-- Start of Stored data --

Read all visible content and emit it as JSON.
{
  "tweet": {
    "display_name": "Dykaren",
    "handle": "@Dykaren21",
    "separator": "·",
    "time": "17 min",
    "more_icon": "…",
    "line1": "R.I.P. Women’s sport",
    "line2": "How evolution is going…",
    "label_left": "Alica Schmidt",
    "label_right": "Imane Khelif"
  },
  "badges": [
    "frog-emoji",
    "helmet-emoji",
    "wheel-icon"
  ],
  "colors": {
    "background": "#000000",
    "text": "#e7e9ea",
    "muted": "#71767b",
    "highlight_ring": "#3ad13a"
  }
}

-- End of Stored data --

### What the exercise asks
Write out the material exactly as given.

### Reply to the exercise
Read all visible content and emit it as JSON.
{
  "tweet": {
    "display_name": "Dykaren",
    "handle": "@Dykaren21",
    "separator": "·",
    "time": "17 min",
    "more_icon": "…",
    "line1": "R.I.P. Women’s sport",
    "line2": "How evolution is going…",
    "label_left": "Alica Schmidt",
    "label_right": "Imane Khelif"
  },
  "badges": [
    "frog-emoji",
    "helmet-emoji",
    "wheel-icon"
  ],
  "colors": {
    "background": "#000000",
    "text": "#e7e9ea",
    "muted": "#71767b",
    "highlight_ring": "#3ad13a"
  }
}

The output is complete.